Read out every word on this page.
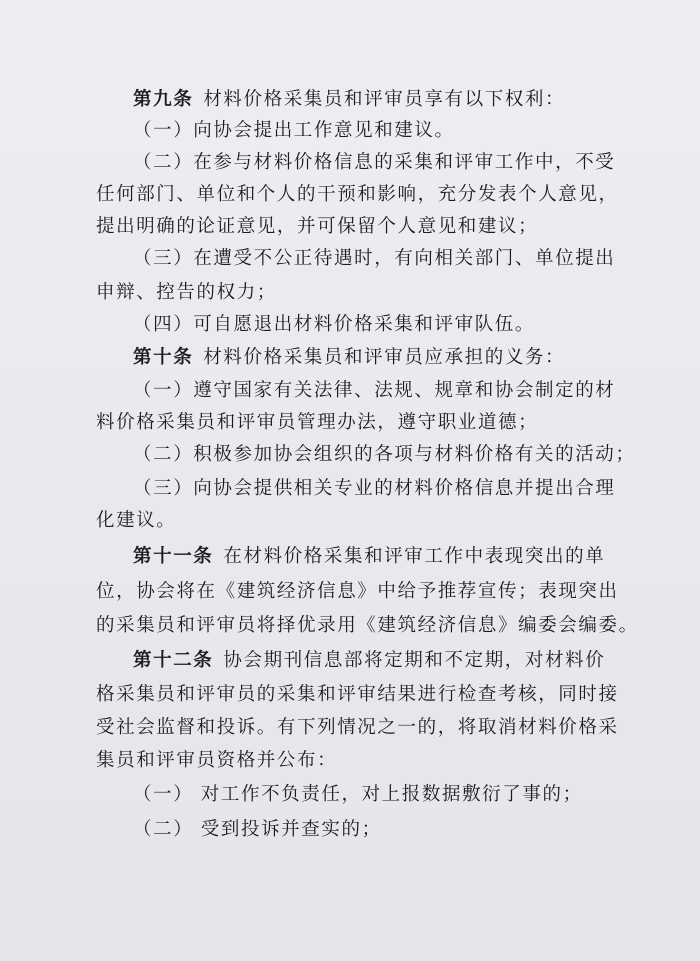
第九条 材料价格采集员和评审员享有以下权利：
（一）向协会提出工作意见和建议。
（二）在参与材料价格信息的采集和评审工作中，不受
任何部门、单位和个人的干预和影响，充分发表个人意见，
提出明确的论证意见，并可保留个人意见和建议；
（三）在遭受不公正待遇时，有向相关部门、单位提出
申辩、控告的权力；
（四）可自愿退出材料价格采集和评审队伍。
第十条 材料价格采集员和评审员应承担的义务：
（一）遵守国家有关法律、法规、规章和协会制定的材
料价格采集员和评审员管理办法，遵守职业道德；
（二）积极参加协会组织的各项与材料价格有关的活动；
（三）向协会提供相关专业的材料价格信息并提出合理
化建议。
第十一条 在材料价格采集和评审工作中表现突出的单
位，协会将在《建筑经济信息》中给予推荐宣传；表现突出
的采集员和评审员将择优录用《建筑经济信息》编委会编委。
第十二条 协会期刊信息部将定期和不定期，对材料价
格采集员和评审员的采集和评审结果进行检查考核，同时接
受社会监督和投诉。有下列情况之一的，将取消材料价格采
集员和评审员资格并公布：
（一） 对工作不负责任，对上报数据敷衍了事的；
（二） 受到投诉并查实的；
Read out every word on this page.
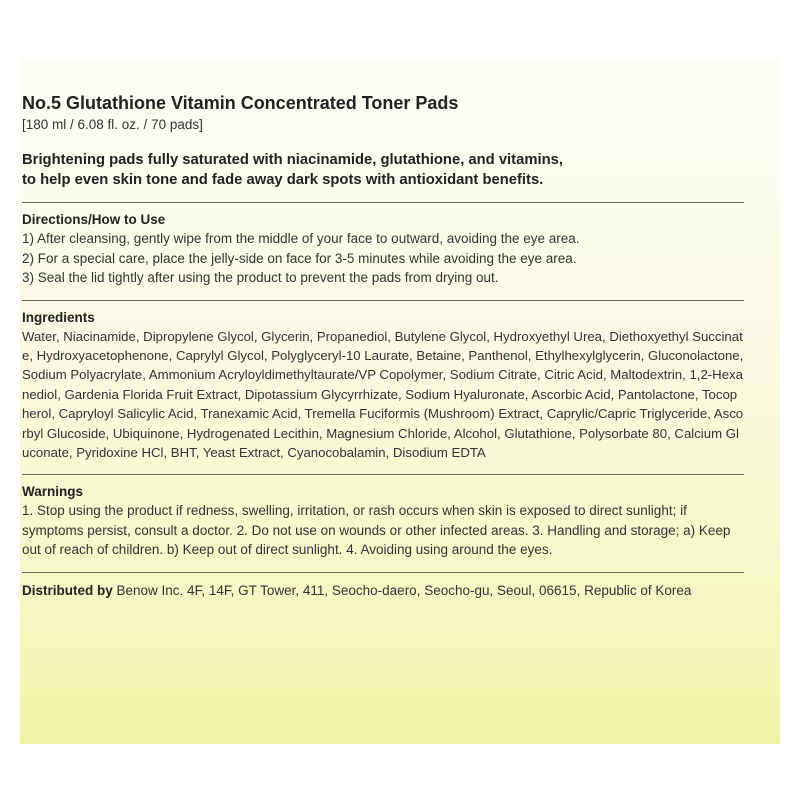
No.5 Glutathione Vitamin Concentrated Toner Pads

[180 ml / 6.08 fl. oz. / 70 pads]

Brightening pads fully saturated with niacinamide, glutathione, and vitamins,
to help even skin tone and fade away dark spots with antioxidant benefits.

Directions/How to Use

1) After cleansing, gently wipe from the middle of your face to outward, avoiding the eye area.

2) For a special care, place the jelly-side on face for 3-5 minutes while avoiding the eye area.

3) Seal the lid tightly after using the product to prevent the pads from drying out.

Ingredients

Water, Niacinamide, Dipropylene Glycol, Glycerin, Propanediol, Butylene Glycol, Hydroxyethyl Urea, Diethoxyethyl Succinate, Hydroxyacetophenone, Caprylyl Glycol, Polyglyceryl-10 Laurate, Betaine, Panthenol, Ethylhexylglycerin, Gluconolactone, Sodium Polyacrylate, Ammonium Acryloyldimethyltaurate/VP Copolymer, Sodium Citrate, Citric Acid, Maltodextrin, 1,2-Hexanediol, Gardenia Florida Fruit Extract, Dipotassium Glycyrrhizate, Sodium Hyaluronate, Ascorbic Acid, Pantolactone, Tocopherol, Capryloyl Salicylic Acid, Tranexamic Acid, Tremella Fuciformis (Mushroom) Extract, Caprylic/Capric Triglyceride, Ascorbyl Glucoside, Ubiquinone, Hydrogenated Lecithin, Magnesium Chloride, Alcohol, Glutathione, Polysorbate 80, Calcium Gluconate, Pyridoxine HCl, BHT, Yeast Extract, Cyanocobalamin, Disodium EDTA

Warnings

1. Stop using the product if redness, swelling, irritation, or rash occurs when skin is exposed to direct sunlight; if symptoms persist, consult a doctor. 2. Do not use on wounds or other infected areas. 3. Handling and storage; a) Keep out of reach of children. b) Keep out of direct sunlight. 4. Avoiding using around the eyes.

Distributed by Benow Inc. 4F, 14F, GT Tower, 411, Seocho-daero, Seocho-gu, Seoul, 06615, Republic of Korea
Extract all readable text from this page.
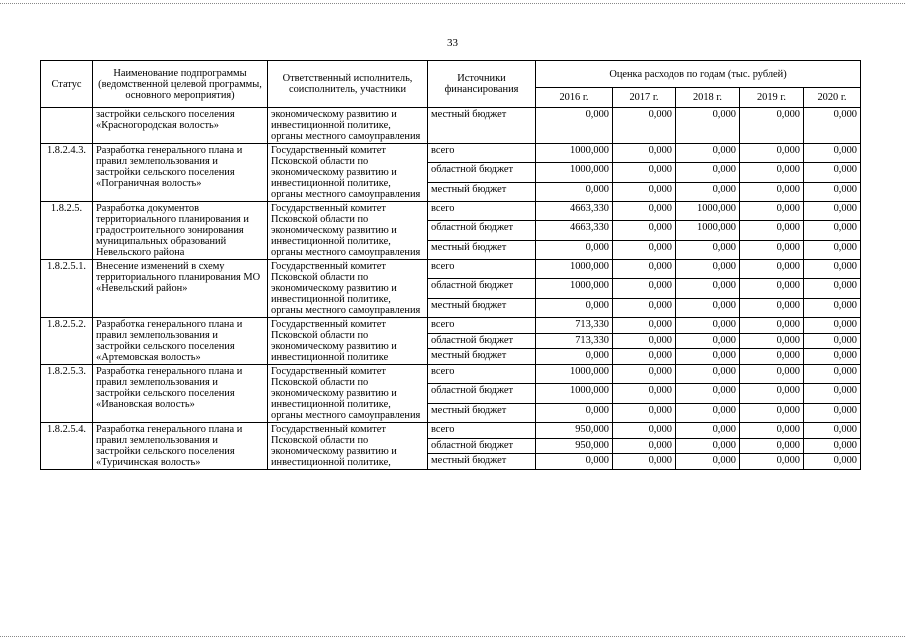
33
Статус	Наименование подпрограммы (ведомственной целевой программы, основного мероприятия)	Ответственный исполнитель, соисполнитель, участники	Источники финансирования	Оценка расходов по годам (тыс. рублей)				
				2016 г.	2017 г.	2018 г.	2019 г.	2020 г.
	застройки сельского поселения «Красногородская волость»	экономическому развитию и инвестиционной политике, органы местного самоуправления	местный бюджет	0,000	0,000	0,000	0,000	0,000
1.8.2.4.3.	Разработка генерального плана и правил землепользования и застройки сельского поселения «Пограничная волость»	Государственный комитет Псковской области по экономическому развитию и инвестиционной политике, органы местного самоуправления	всего	1000,000	0,000	0,000	0,000	0,000
			областной бюджет	1000,000	0,000	0,000	0,000	0,000
			местный бюджет	0,000	0,000	0,000	0,000	0,000
1.8.2.5.	Разработка документов территориального планирования и градостроительного зонирования муниципальных образований Невельского района	Государственный комитет Псковской области по экономическому развитию и инвестиционной политике, органы местного самоуправления	всего	4663,330	0,000	1000,000	0,000	0,000
			областной бюджет	4663,330	0,000	1000,000	0,000	0,000
			местный бюджет	0,000	0,000	0,000	0,000	0,000
1.8.2.5.1.	Внесение изменений в схему территориального планирования МО «Невельский район»	Государственный комитет Псковской области по экономическому развитию и инвестиционной политике, органы местного самоуправления	всего	1000,000	0,000	0,000	0,000	0,000
			областной бюджет	1000,000	0,000	0,000	0,000	0,000
			местный бюджет	0,000	0,000	0,000	0,000	0,000
1.8.2.5.2.	Разработка генерального плана и правил землепользования и застройки сельского поселения «Артемовская волость»	Государственный комитет Псковской области по экономическому развитию и инвестиционной политике	всего	713,330	0,000	0,000	0,000	0,000
			областной бюджет	713,330	0,000	0,000	0,000	0,000
			местный бюджет	0,000	0,000	0,000	0,000	0,000
1.8.2.5.3.	Разработка генерального плана и правил землепользования и застройки сельского поселения «Ивановская волость»	Государственный комитет Псковской области по экономическому развитию и инвестиционной политике, органы местного самоуправления	всего	1000,000	0,000	0,000	0,000	0,000
			областной бюджет	1000,000	0,000	0,000	0,000	0,000
			местный бюджет	0,000	0,000	0,000	0,000	0,000
1.8.2.5.4.	Разработка генерального плана и правил землепользования и застройки сельского поселения «Туричинская волость»	Государственный комитет Псковской области по экономическому развитию и инвестиционной политике,	всего	950,000	0,000	0,000	0,000	0,000
			областной бюджет	950,000	0,000	0,000	0,000	0,000
			местный бюджет	0,000	0,000	0,000	0,000	0,000
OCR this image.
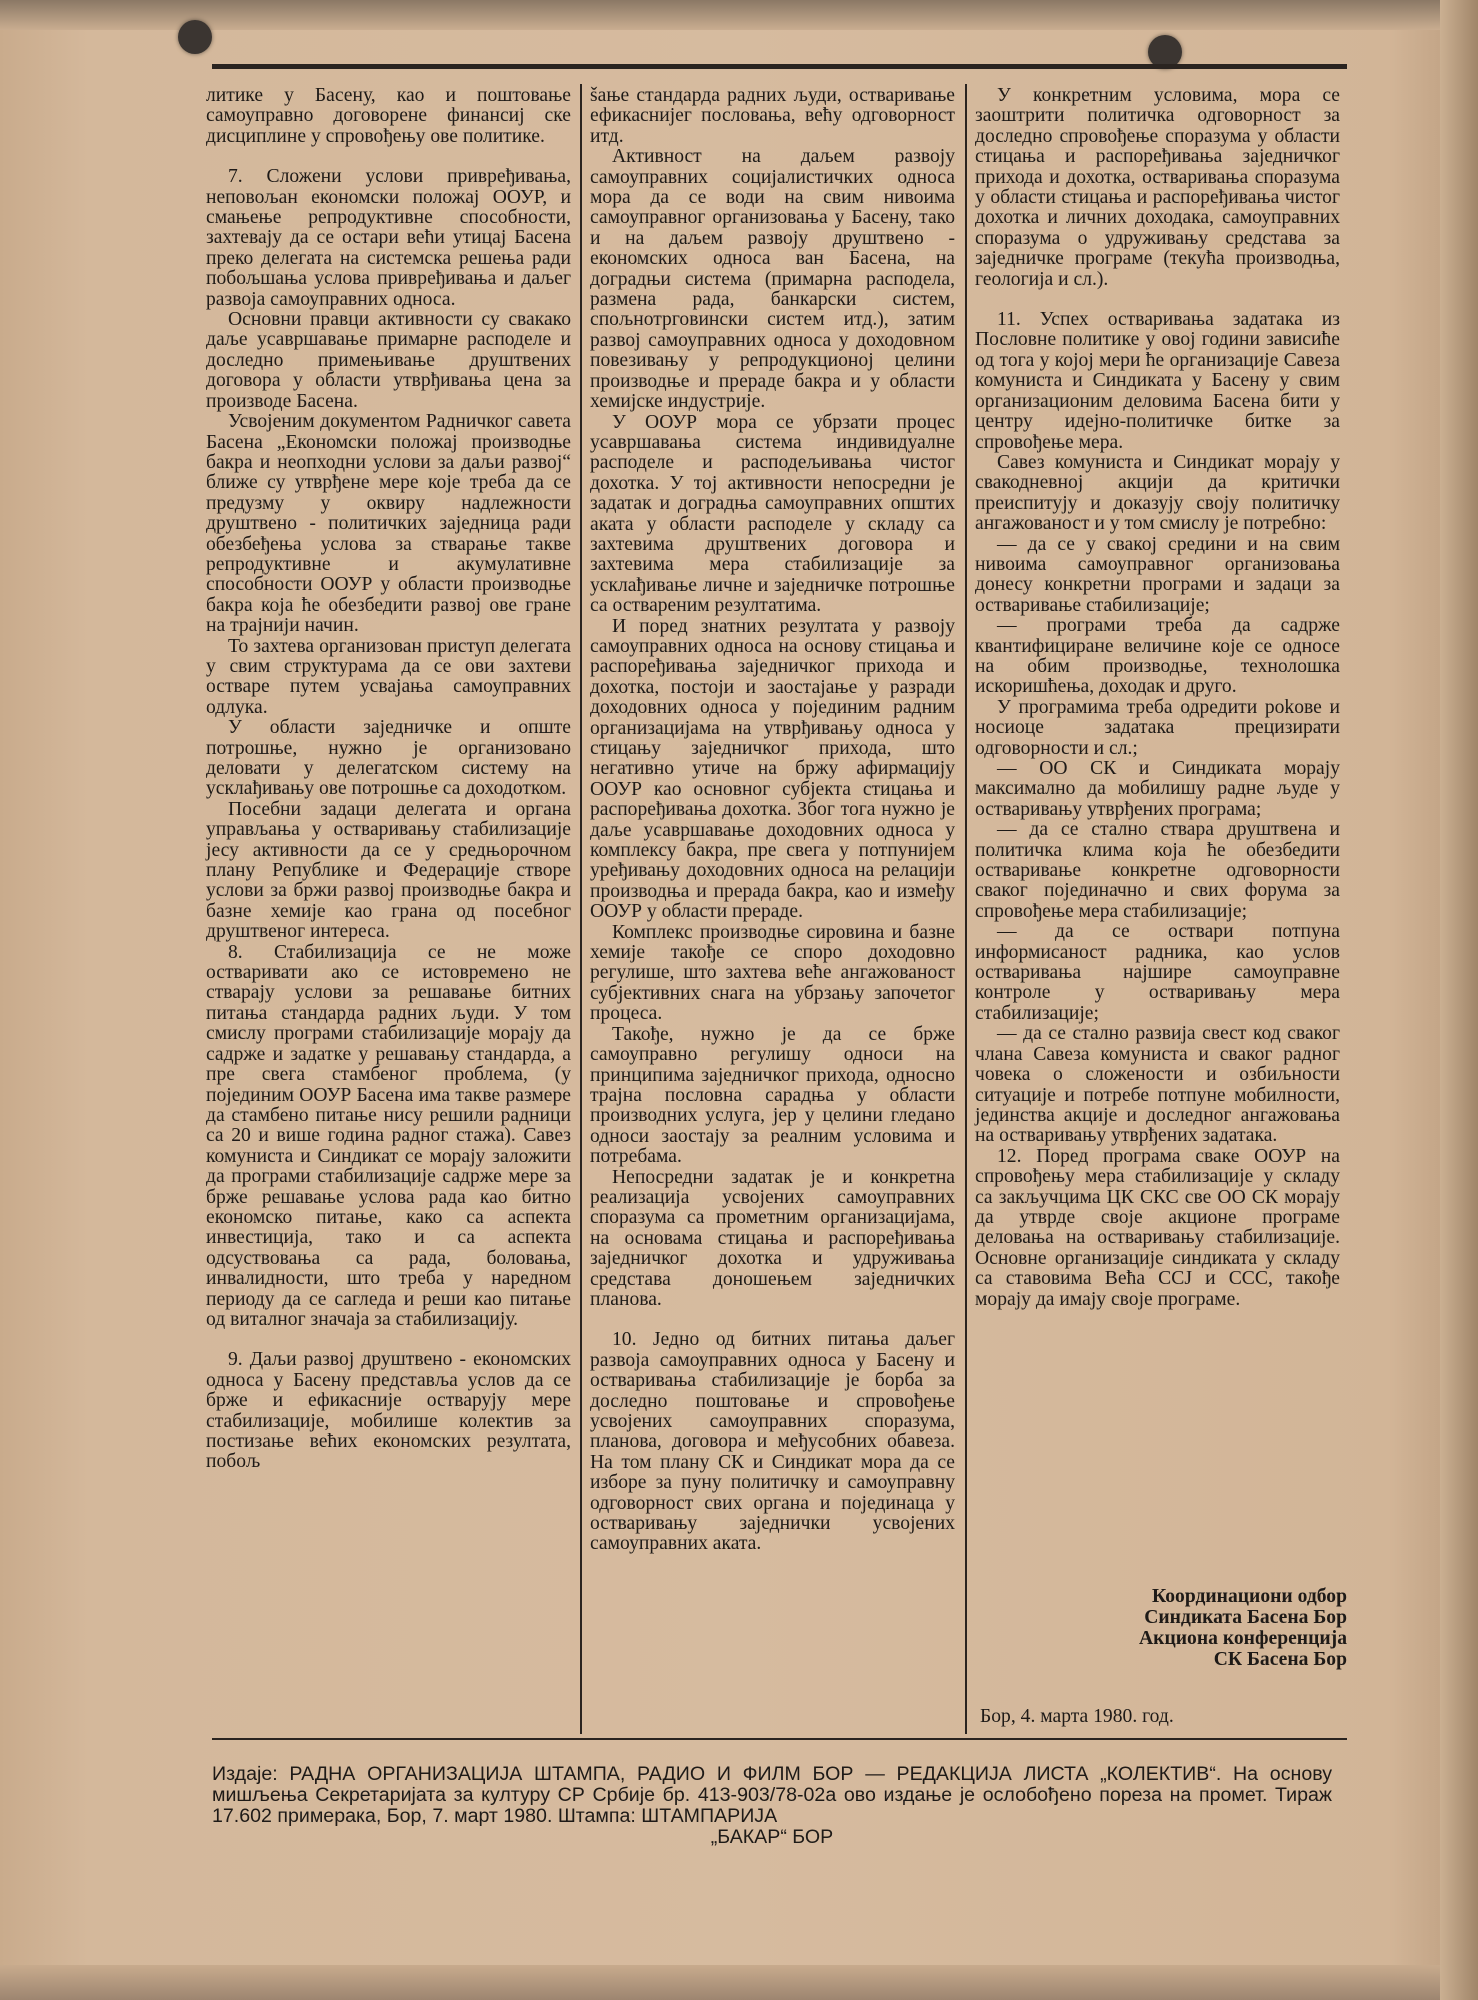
литике у Басену, као и поштовање самоуправно договорене финансиј ске дисциплине у спровођењу ове политике.

7. Сложени услови привређивања, неповољан економски положај ООУР, и смањење репродуктивне способности, захтевају да се остари већи утицај Басена преко делегата на системска решења ради побољшања услова привређивања и даљег развоја самоуправних односа.

Основни правци активности су свакако даље усавршавање примарне расподеле и доследно примењивање друштвених договора у области утврђивања цена за производе Басена.

Усвојеним документом Радничког савета Басена „Економски положај производње бакра и неопходни услови за даљи развој“ ближе су утврђене мере које треба да се предузму у оквиру надлежности друштвено - политичких заједница ради обезбеђења услова за стварање такве репродуктивне и акумулативне способности ООУР у области производње бакра која ће обезбедити развој ове гране на трајнији начин.

То захтева организован приступ делегата у свим структурама да се ови захтеви остваре путем усвајања самоуправних одлука.

У области заједничке и опште потрошње, нужно је организовано деловати у делегатском систему на усклађивању ове потрошње са доходотком.

Посебни задаци делегата и органа управљања у остваривању стабилизације јесу активности да се у средњорочном плану Републике и Федерације створе услови за бржи развој производње бакра и базне хемије као грана од посебног друштвеног интереса.

8. Стабилизација се не може оствaривати ако се истовремено не стварају услови за решавање битних питања стандарда радних људи. У том смислу програми стабилизације морају да садрже и задатке у решавању стандарда, а пре свега стамбеног проблема, (у појединим ООУР Басена има такве размере да стамбено питање нису решили радници са 20 и више година радног стажа). Савез комуниста и Синдикат се морају заложити да програми стабилизације садрже мере за брже решавање услова рада као битно економско питање, како са аспекта инвестиција, тако и са аспекта одсуствовања са рада, боловања, инвалидности, што треба у наредном периоду да се сагледа и реши као питање од виталног значаја за стабилизацију.

9. Даљи развој друштвено - економских односа у Басену представља услов да се брже и ефикасније остварују мере стабилизације, мобилише колектив за постизање већих економских резултата, побољ

šање стандарда радних људи, остваривање ефикаснијег пословања, већу одговорност итд.

Активност на даљем развоју самоуправних социјалистичких односа мора да се води на свим нивоима самоуправног организовања у Басену, тако и на даљем развоју друштвено - економских односа ван Басена, на доградњи система (примарна расподела, размена рада, банкарски систем, спољнотрговински систем итд.), затим развој самоуправних односа у доходовном повезивању у репродукционој целини производње и прераде бакра и у области хемијске индустрије.

У ООУР мора се убрзати процес усавршавања система индивидуалне расподеле и расподељивања чистог дохотка. У тој активности непосредни је задатак и доградња самоуправних општих аката у области расподеле у складу са захтевима друштвених договора и захтевима мера стабилизације за усклађивање личне и заједничке потрошње са оствареним резултатима.

И поред знатних резултата у развоју самоуправних односа на основу стицања и распоређивања заједничког прихода и дохотка, постоји и заостајање у разради доходовних односа у појединим радним организацијама на утврђивању односа у стицању заједничког прихода, што негативно утиче на бржу афирмацију ООУР као основног субјекта стицања и распоређивања дохотка. Због тога нужно је даље усавршавање доходовних односа у комплексу бакра, пре свега у потпунијем уређивању доходовних односа на релацији производња и прерада бакра, као и између ООУР у области прераде.

Комплекс производње сировина и базне хемије такође се споро доходовно регулише, што захтева веће ангажованост субјективних снага на убрзању започетог процеса.

Такође, нужно је да се брже самоуправно регулишу односи на принципима заједничког прихода, односно трајна пословна сарадња у области производних услуга, јер у целини гледано односи заостају за реалним условима и потребама.

Непосредни задатак је и конкретна реализација усвојених самоуправних споразума са прометним организацијама, на основама стицања и распоређивања заједничког дохотка и удруживања средстава доношењем заједничких планова.

10. Једно од битних питања даљег развоја самоуправних односа у Басену и остваривања стабилизације је борба за доследно поштовање и спровођење усвојених самоуправних споразума, планова, договора и међусобних обавеза. На том плану СК и Синдикат мора да се изборе за пуну политичку и самоуправну одговорност свих органа и појединаца у остваривању заједнички усвојених самоуправних аката.

У конкретним условима, мора се заоштрити политичка одговорност за доследно спровођење споразума у области стицања и распоређивања заједничког прихода и дохотка, остваривања споразума у области стицања и распоређивања чистог дохотка и личних доходака, самоуправних споразума о удруживању средстава за заједничке програме (текућа производња, геологија и сл.).

11. Успех остваривања задатака из Пословне политике у овој години зависиће од тога у којој мери ће организације Савеза комуниста и Синдиката у Басену у свим организационим деловима Басена бити у центру идејно-политичке битке за спровођење мера.

Савез комуниста и Синдикат морају у свакодневној акцији да критички преиспитују и доказују своју политичку ангажованост и у том смислу је потребно:

— да се у свакој средини и на свим нивоима самоуправног организовања донесу конкретни програми и задаци за остваривање стабилизације;

— програми треба да садрже квантифициране величине које се односе на обим производње, технолошка искоришћења, доходак и друго.

У програмима треба одредити роkове и носиоце задатака прецизирати одговорности и сл.;

— ОО СК и Синдиката морају максимално да мобилишу радне људе у остваривању утврђених програма;

— да се стално ствара друштвена и политичка клима која ће обезбедити остваривање конкретне одговорности сваког појединачно и свих форума за спровођење мера стабилизације;

— да се оствари потпуна информисаност радника, као услов остваривања најшире самоуправне контроле у остваривању мера стабилизације;

— да се стално развија свест код сваког члана Савеза комуниста и сваког радног човека о сложености и озбиљности ситуације и потребе потпуне мобилности, јединства акције и доследног ангажовања на остваривању утврђених задатака.

12. Поред програма сваке ООУР на спровођењу мера стабилизације у складу са закључцима ЦК СКС све ОО СК морају да утврде своје акционе програме деловања на остваривању стабилизације. Основне организације синдиката у складу са ставовима Већа ССЈ и ССС, такође морају да имају своје програме.

Координациони одбор
Синдиката Басена Бор
Акциона конференција
СК Басена Бор
Бор, 4. марта 1980. год.
Издаје: РАДНА ОРГАНИЗАЦИЈА ШТАМПА, РАДИО И ФИЛМ БОР — РЕДАКЦИЈА ЛИСТА „КОЛЕКТИВ“. На основу мишљења Секретаријата за културу СР Србије бр. 413-903/78-02а ово издање је ослобођено пореза на промет. Тираж 17.602 примерака, Бор, 7. март 1980. Штампа: ШТАМПАРИЈА
„БАКАР“ БОР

━━━━━━━━━━━━━━━━

:: What to produce ::
Using the records above, select and copy every line that has the word "остваривање".

:: Solved exercise ::
šање стандарда радних људи, остваривање ефикаснијег пословања, већу одговорност итд.
— да се у свакој средини и на свим нивоима самоуправног организовања донесу конкретни програми и задаци за остваривање стабилизације;
— да се стално ствара друштвена и политичка клима која ће обезбедити остваривање конкретне одговорности сваког појединачно и свих форума за спровођење мера стабилизације;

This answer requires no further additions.